▶ **WHAT THIS TASK INVOLVES**
The data below is to be returned in full and exactly.

▶ **MATERIAL SUPPLIED**
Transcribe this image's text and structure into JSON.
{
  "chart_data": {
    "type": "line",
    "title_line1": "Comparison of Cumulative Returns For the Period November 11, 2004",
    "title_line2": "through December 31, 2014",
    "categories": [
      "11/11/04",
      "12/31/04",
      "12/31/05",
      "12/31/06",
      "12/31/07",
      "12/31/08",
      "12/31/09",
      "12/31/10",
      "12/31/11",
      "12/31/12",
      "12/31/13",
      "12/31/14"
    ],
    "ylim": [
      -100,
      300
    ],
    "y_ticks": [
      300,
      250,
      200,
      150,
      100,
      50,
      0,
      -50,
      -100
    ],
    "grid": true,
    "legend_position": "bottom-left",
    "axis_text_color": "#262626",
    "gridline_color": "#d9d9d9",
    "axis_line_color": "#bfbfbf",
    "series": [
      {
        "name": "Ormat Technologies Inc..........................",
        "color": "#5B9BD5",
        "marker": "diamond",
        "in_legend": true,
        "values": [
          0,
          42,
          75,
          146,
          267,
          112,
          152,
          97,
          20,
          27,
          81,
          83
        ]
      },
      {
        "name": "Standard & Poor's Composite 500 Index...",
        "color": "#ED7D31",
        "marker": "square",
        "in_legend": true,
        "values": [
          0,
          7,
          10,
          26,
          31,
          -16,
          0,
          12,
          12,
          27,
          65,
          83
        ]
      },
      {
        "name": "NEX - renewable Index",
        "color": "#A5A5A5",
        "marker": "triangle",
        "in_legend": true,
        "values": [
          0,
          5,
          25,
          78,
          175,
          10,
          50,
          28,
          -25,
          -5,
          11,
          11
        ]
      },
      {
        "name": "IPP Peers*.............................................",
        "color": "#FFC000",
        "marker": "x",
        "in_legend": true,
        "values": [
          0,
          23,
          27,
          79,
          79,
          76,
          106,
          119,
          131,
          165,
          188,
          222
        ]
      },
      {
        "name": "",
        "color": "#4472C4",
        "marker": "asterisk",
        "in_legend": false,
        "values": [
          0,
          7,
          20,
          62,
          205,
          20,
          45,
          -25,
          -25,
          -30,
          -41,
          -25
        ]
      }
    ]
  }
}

▶ **CORRECT RESPONSE**
Transcribe this image's text and structure into JSON.
{
  "chart_data": {
    "type": "line",
    "title_line1": "Comparison of Cumulative Returns For the Period November 11, 2004",
    "title_line2": "through December 31, 2014",
    "categories": [
      "11/11/04",
      "12/31/04",
      "12/31/05",
      "12/31/06",
      "12/31/07",
      "12/31/08",
      "12/31/09",
      "12/31/10",
      "12/31/11",
      "12/31/12",
      "12/31/13",
      "12/31/14"
    ],
    "ylim": [
      -100,
      300
    ],
    "y_ticks": [
      300,
      250,
      200,
      150,
      100,
      50,
      0,
      -50,
      -100
    ],
    "grid": true,
    "legend_position": "bottom-left",
    "axis_text_color": "#262626",
    "gridline_color": "#d9d9d9",
    "axis_line_color": "#bfbfbf",
    "series": [
      {
        "name": "Ormat Technologies Inc..........................",
        "color": "#5B9BD5",
        "marker": "diamond",
        "in_legend": true,
        "values": [
          0,
          42,
          75,
          146,
          267,
          112,
          152,
          97,
          20,
          27,
          81,
          83
        ]
      },
      {
        "name": "Standard & Poor's Composite 500 Index...",
        "color": "#ED7D31",
        "marker": "square",
        "in_legend": true,
        "values": [
          0,
          7,
          10,
          26,
          31,
          -16,
          0,
          12,
          12,
          27,
          65,
          83
        ]
      },
      {
        "name": "NEX - renewable Index",
        "color": "#A5A5A5",
        "marker": "triangle",
        "in_legend": true,
        "values": [
          0,
          5,
          25,
          78,
          175,
          10,
          50,
          28,
          -25,
          -5,
          11,
          11
        ]
      },
      {
        "name": "IPP Peers*.............................................",
        "color": "#FFC000",
        "marker": "x",
        "in_legend": true,
        "values": [
          0,
          23,
          27,
          79,
          79,
          76,
          106,
          119,
          131,
          165,
          188,
          222
        ]
      },
      {
        "name": "",
        "color": "#4472C4",
        "marker": "asterisk",
        "in_legend": false,
        "values": [
          0,
          7,
          20,
          62,
          205,
          20,
          45,
          -25,
          -25,
          -30,
          -41,
          -25
        ]
      }
    ]
  }
}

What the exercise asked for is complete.